* Begin Document text *
St George’s Hall is one of the most loved buildings in Liverpool and is internationally acclaimed as being one, if not the, finest examples of a neo-classical building in the entire world. But did you know that the outside of the building is different to how it was when it originally was built?

This is one of the earliest photographs of St George’s Hall and we can date it relatively accurately due to two facts. Firstly, because of the steps up to the South Entrance. We know, because of newspaper reports at the time, that they had been removed by the December of 1854. Secondly, we also know the name of the photographer – it is accredited to a ‘Mr Forrest’. Now, under normal circumstances, that wouldn’t be overly helpful, but, we know that photographs were a relatively new medium and that a Mr James A Forrest is listed as one of the founding members of the Liverpool Photographic Society that was started in March 1853. So using that information, and the additional fact that the shadows cast are sharp from the sun being very high in the sky, we can hazard a pretty good guess that it is the summertime of 1853 or 1854.

So, what happened to the steps?  Simply put, they were removed because they didn’t fit in with what the architect who was working on the building wanted to achieve.  Harvey Lonsdale Elmes, the original architect of St George’s Hall died in 1847. In 1851, Charles Robert Cockerell was called in to deal mainly with the internal decoration of the Hall.  Cockerell also had several ideas to improve upon the designs of Elmes for the exterior that he pitched to the Corporation (the governing body of Liverpool).  They were excited about these ideas and allowed him to proceed.

Cockerell remodelled St George’s Plateau and removed the steps during this process.  His idea was to have St George’s Hall look like the Parthenon atop the Acropolis in Athens and the steps spoilt the overall effect.

Cockerell also had another idea – to place a sculpture within the empty tympanum that was above the South Entrance. The sculpture can be seen clearly in the above photograph.

That sculpture, and what happened to it, is what we will now look at in more depth:

During the building of St George’s Hall, the original Architect, Harvey Lonsdale Elmes was taken ill with consumption and died in 1847 before seeing its completion. In 1851, Elmes’ mentor, Charles Robert Cockerell was asked to design the interior decoration. Whilst doing this, he also added a couple of his own flourishes to the building – one of which being a sculptured pediment on the South Entrance.

It should be noted that Elmes’ original sketches for his competition entry for an assizes did have a rough sketching of a sculpture in the pediment on the portico (as he had no doubt been inspired for his design by the Fitzwilliam Museum in Cambridge (which, incidentally, Cockerell had worked on).

Whereas his original sketch for the hall shows an empty tympanum. On combining the hall with the assizes, he translated the central tympanum to the south entrance of the hall along with the pediment idea for the assizes.
* End Document text *
* Begin Dataset entries *
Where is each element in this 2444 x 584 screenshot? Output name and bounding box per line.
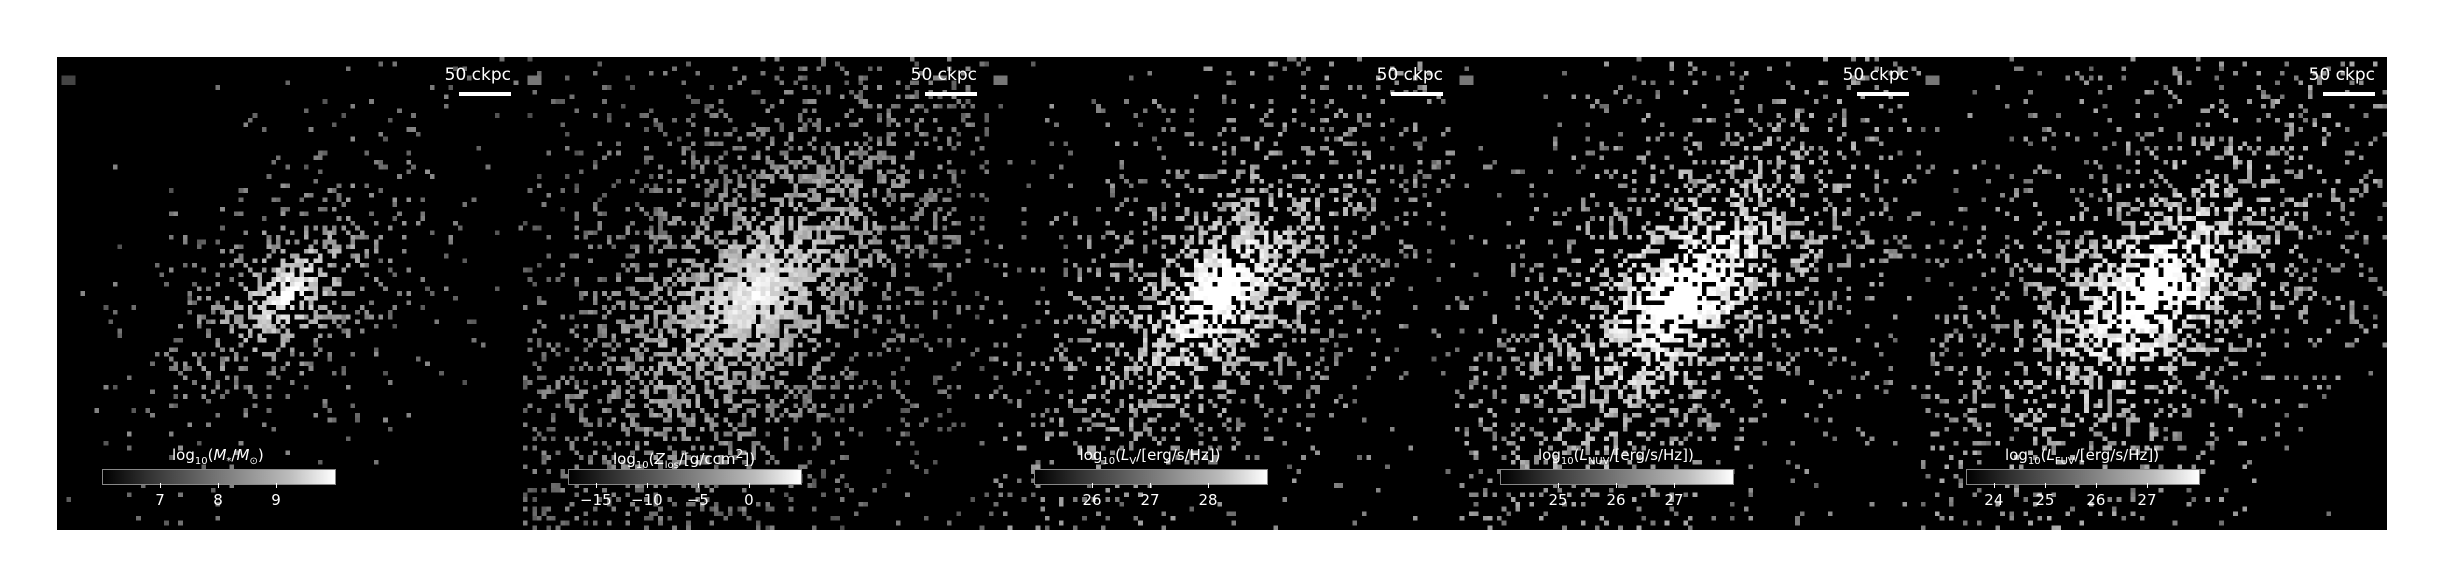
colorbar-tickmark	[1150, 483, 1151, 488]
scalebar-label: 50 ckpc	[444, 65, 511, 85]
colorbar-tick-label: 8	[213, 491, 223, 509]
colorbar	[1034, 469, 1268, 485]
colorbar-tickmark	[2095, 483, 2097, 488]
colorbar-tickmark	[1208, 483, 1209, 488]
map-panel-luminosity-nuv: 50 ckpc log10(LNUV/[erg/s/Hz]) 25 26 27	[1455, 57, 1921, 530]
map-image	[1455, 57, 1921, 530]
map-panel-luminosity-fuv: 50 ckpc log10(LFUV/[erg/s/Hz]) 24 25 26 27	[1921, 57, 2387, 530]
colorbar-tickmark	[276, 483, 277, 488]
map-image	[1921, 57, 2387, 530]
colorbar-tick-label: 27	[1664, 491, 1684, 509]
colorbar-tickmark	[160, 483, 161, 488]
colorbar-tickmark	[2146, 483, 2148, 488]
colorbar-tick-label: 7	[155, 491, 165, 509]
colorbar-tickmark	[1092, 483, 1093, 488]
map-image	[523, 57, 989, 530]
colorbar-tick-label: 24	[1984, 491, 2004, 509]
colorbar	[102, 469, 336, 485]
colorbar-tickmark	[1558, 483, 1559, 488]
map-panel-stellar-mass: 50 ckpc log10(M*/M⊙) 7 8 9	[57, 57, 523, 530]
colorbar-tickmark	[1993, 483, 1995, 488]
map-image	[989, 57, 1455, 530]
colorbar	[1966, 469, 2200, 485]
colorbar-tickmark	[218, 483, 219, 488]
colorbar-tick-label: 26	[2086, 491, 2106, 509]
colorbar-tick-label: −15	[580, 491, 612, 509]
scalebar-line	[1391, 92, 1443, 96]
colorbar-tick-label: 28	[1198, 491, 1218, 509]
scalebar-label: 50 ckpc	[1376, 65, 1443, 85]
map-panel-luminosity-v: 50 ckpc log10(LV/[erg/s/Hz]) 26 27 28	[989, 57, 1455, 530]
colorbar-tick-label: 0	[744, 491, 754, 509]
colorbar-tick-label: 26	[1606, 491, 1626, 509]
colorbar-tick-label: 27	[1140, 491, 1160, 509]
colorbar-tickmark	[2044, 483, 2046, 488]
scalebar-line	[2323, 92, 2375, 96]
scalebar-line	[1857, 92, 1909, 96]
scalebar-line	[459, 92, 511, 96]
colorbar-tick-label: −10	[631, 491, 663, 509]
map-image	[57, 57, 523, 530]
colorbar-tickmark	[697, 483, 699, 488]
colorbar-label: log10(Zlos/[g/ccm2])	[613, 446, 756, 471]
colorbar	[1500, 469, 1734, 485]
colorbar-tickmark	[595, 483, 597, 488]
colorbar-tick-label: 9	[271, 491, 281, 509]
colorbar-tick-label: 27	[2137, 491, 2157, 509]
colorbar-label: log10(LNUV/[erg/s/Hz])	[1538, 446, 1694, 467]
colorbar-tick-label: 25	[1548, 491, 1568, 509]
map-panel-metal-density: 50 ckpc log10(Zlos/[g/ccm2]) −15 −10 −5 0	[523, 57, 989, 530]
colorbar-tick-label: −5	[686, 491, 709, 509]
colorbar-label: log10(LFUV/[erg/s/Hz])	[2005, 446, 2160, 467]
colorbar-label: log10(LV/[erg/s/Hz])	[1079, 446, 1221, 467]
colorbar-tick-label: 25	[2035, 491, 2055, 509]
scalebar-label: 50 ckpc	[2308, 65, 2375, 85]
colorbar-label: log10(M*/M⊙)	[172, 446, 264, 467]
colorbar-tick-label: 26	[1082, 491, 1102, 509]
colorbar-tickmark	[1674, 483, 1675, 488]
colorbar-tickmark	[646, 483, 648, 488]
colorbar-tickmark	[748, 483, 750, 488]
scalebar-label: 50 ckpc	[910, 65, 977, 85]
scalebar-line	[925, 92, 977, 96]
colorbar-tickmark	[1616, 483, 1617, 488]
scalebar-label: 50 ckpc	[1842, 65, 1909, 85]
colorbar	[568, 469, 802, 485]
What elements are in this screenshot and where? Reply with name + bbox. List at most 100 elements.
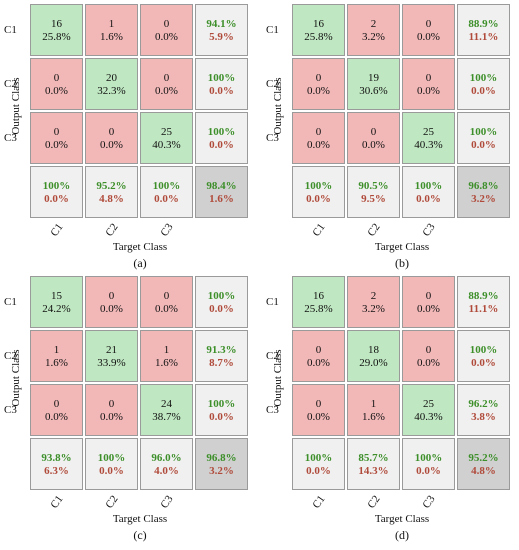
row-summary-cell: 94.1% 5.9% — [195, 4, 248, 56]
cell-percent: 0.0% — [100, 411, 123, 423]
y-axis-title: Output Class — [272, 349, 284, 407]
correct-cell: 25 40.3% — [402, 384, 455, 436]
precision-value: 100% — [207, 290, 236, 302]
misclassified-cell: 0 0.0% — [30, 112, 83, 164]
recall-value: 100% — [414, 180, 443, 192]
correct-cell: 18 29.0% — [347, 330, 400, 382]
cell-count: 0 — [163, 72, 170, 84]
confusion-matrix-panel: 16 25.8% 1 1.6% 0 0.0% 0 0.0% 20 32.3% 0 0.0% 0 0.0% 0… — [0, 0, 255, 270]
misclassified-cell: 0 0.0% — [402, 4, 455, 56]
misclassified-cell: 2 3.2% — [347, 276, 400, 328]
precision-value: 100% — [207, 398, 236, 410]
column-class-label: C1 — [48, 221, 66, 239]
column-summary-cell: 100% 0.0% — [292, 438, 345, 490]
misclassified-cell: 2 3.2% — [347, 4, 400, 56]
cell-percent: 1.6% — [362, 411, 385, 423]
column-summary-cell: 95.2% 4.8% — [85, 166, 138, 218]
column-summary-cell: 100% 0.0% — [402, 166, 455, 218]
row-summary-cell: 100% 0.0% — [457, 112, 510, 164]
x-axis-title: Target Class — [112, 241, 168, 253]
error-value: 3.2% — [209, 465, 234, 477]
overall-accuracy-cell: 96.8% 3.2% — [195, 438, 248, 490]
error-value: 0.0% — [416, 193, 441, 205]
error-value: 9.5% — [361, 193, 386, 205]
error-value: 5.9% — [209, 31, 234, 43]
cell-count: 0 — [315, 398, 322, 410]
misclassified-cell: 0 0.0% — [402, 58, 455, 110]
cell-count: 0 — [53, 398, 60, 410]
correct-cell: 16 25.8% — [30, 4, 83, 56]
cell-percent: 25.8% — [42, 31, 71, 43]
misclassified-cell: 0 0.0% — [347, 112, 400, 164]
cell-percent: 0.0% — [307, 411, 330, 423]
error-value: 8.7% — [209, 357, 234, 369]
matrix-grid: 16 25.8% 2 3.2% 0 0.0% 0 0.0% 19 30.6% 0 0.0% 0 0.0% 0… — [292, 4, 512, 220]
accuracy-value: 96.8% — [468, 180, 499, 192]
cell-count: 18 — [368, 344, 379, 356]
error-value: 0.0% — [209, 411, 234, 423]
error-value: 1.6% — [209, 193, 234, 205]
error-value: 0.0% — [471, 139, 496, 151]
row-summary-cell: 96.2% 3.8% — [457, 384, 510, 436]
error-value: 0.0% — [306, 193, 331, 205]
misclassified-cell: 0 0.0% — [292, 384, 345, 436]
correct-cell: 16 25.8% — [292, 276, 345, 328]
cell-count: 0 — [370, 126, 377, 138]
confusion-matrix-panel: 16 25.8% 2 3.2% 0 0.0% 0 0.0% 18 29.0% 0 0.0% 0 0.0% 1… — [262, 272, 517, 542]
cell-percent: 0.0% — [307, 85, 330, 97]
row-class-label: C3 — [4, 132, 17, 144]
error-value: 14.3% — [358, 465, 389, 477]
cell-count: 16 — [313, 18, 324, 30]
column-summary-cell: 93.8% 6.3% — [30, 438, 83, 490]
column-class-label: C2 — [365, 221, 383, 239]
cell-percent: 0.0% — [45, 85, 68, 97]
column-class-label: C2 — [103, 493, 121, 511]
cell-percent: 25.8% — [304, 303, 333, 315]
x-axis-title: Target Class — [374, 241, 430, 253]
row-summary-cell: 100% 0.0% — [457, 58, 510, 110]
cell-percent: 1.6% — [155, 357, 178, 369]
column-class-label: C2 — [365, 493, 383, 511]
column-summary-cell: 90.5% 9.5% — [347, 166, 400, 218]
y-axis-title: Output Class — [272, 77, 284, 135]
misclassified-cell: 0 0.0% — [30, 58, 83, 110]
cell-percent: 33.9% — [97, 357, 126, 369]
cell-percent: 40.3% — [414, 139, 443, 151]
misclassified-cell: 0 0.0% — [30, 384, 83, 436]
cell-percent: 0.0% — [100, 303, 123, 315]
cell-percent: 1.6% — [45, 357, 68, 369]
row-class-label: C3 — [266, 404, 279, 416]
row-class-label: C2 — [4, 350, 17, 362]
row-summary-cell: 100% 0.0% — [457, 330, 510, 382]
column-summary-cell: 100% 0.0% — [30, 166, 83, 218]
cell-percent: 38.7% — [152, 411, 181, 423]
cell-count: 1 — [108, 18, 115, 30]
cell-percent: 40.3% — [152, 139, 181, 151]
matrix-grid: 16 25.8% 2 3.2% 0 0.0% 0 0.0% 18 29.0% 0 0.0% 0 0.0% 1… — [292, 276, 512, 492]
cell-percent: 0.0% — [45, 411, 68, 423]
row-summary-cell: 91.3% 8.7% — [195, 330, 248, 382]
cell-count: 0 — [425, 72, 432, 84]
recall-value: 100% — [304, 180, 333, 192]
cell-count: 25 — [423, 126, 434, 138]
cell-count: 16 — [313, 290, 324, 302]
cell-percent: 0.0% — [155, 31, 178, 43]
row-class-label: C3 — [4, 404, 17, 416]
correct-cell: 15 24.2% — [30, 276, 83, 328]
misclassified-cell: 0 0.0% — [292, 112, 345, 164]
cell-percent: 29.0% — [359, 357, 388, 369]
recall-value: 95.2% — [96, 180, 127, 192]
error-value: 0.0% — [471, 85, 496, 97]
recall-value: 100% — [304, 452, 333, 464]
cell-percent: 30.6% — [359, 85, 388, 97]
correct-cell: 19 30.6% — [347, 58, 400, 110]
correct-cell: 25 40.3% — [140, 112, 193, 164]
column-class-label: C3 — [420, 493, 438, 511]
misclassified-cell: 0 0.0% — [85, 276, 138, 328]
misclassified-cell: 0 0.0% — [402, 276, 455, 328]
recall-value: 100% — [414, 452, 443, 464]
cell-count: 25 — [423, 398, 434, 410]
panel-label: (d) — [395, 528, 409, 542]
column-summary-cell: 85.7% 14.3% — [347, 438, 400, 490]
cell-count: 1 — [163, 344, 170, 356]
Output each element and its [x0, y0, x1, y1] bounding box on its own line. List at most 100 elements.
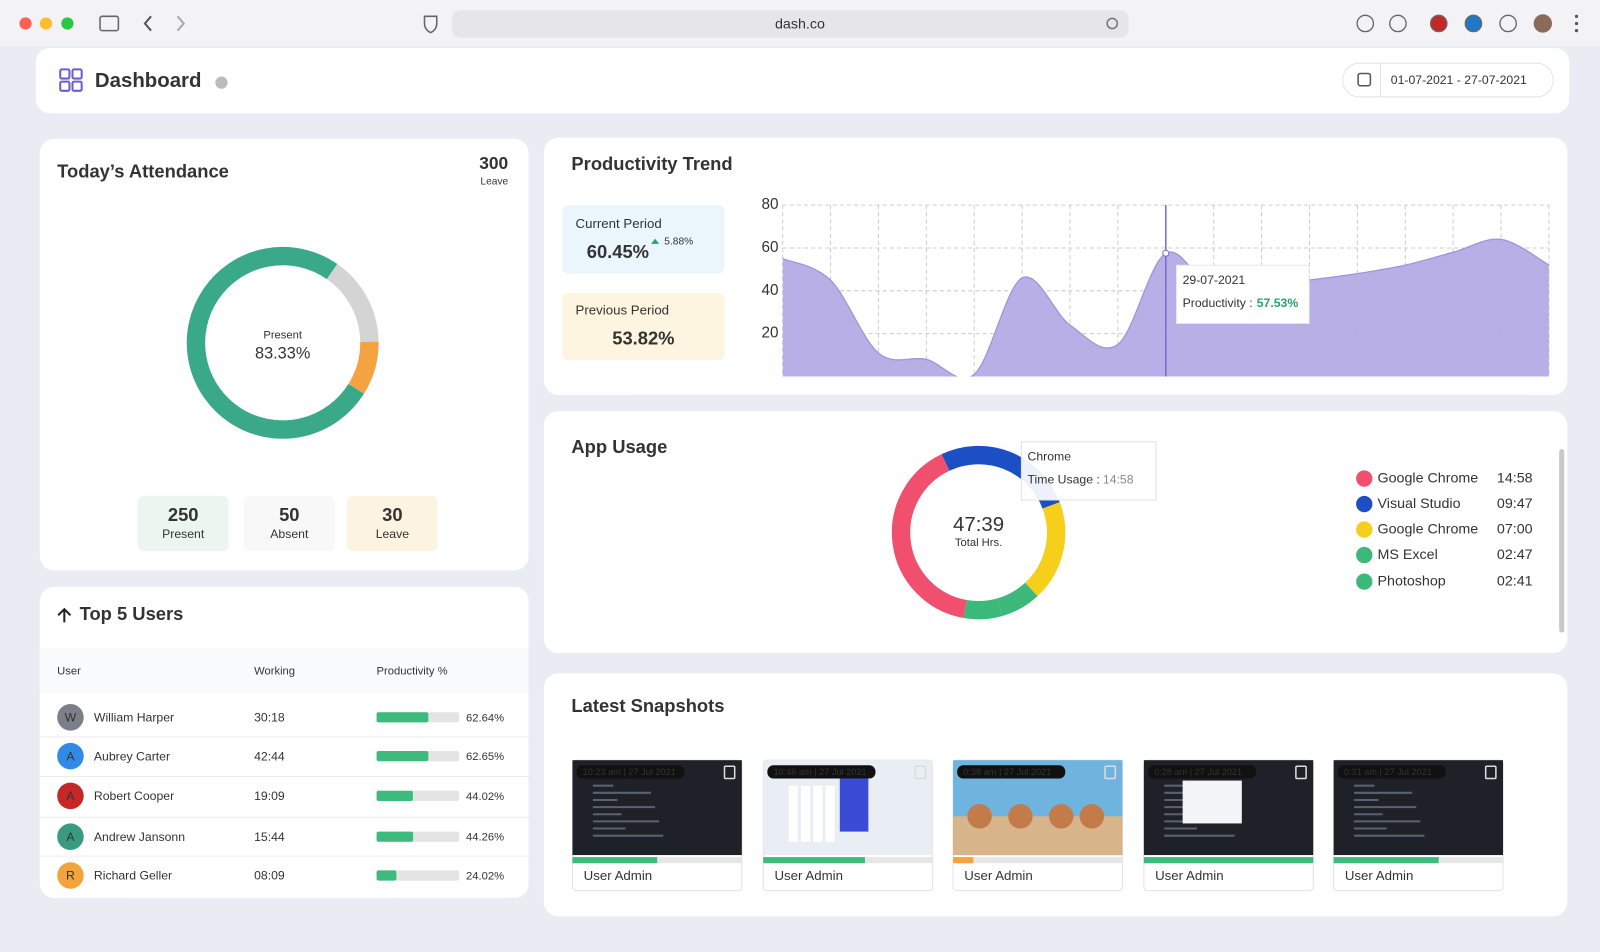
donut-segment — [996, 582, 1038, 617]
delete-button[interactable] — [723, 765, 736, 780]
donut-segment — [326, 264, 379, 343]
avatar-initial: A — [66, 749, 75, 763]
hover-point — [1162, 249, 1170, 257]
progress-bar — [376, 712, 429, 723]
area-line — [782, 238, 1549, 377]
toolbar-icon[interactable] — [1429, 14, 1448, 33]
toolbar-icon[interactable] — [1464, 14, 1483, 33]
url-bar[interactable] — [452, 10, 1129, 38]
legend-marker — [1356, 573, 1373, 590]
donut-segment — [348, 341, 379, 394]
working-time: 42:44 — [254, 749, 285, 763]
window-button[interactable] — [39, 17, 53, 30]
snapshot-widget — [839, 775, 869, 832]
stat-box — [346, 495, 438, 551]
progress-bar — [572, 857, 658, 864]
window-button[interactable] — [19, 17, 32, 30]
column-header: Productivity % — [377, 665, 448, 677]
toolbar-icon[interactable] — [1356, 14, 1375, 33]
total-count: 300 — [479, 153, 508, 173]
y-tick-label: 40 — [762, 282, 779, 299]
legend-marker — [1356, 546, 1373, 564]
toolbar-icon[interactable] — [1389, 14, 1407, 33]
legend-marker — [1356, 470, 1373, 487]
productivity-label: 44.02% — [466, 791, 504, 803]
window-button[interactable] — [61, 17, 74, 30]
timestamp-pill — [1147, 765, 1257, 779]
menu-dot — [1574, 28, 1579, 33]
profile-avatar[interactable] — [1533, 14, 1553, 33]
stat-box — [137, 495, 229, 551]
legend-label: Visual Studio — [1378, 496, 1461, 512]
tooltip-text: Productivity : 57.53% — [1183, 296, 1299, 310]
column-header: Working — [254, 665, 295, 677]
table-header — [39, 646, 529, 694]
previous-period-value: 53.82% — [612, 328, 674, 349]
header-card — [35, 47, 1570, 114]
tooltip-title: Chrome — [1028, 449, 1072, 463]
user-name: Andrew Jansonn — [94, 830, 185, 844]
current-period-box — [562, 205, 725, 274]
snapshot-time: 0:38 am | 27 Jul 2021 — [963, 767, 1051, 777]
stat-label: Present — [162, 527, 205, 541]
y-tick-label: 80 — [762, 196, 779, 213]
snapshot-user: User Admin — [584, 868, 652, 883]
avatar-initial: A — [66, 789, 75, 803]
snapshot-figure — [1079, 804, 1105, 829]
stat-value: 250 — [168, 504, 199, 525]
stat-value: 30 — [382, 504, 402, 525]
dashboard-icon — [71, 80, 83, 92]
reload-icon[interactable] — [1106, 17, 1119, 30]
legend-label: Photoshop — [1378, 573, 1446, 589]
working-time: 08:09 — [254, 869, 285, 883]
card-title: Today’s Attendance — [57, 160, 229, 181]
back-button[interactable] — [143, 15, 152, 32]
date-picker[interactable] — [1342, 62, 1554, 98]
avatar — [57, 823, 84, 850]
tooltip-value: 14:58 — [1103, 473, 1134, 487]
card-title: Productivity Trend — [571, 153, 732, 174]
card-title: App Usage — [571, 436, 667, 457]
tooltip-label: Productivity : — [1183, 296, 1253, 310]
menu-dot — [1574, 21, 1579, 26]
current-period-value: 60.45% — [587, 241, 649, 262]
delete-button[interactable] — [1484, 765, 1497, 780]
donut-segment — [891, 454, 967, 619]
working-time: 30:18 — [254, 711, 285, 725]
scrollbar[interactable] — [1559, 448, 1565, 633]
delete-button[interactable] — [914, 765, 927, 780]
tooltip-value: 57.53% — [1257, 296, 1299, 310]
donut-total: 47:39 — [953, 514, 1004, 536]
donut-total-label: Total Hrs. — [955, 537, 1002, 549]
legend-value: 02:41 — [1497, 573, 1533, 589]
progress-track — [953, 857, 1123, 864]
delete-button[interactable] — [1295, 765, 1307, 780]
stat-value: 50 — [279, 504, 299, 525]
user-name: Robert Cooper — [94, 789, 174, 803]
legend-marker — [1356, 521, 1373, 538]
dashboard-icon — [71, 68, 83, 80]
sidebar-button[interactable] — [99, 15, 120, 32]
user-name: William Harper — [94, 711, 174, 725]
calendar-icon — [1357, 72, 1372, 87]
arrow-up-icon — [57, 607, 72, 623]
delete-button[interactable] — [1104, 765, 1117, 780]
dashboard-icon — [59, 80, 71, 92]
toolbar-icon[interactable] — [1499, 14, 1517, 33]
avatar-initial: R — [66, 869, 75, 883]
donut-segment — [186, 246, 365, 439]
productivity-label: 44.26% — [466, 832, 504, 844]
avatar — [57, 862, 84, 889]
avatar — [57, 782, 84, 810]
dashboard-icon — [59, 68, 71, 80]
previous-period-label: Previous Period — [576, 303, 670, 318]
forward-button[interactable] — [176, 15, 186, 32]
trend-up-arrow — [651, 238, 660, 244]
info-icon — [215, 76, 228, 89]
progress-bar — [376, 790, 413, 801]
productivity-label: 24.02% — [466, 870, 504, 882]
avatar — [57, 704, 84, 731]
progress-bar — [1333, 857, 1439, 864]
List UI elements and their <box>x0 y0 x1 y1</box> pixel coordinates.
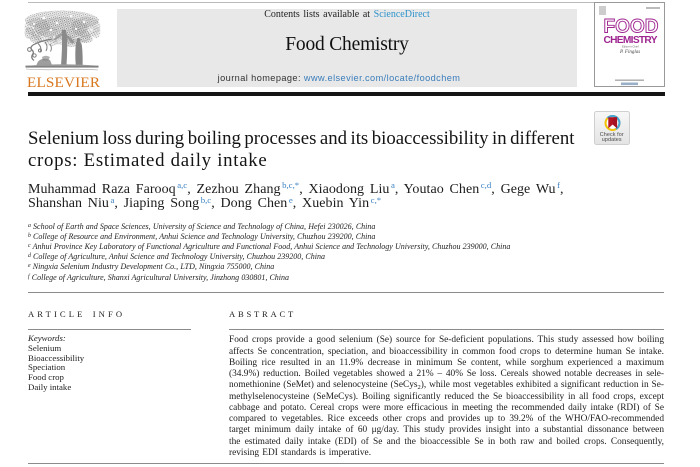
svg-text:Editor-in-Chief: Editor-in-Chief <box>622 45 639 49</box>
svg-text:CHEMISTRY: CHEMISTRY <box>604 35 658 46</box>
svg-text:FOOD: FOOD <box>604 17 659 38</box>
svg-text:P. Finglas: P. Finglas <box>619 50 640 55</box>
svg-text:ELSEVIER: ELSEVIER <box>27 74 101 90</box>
* End Dataset entries *
§ Task to complete: According to the text about St George's Hall, by what month and year had the steps up to the South Entrance been removed? The items have no role here.

§ Response to this task: December 1854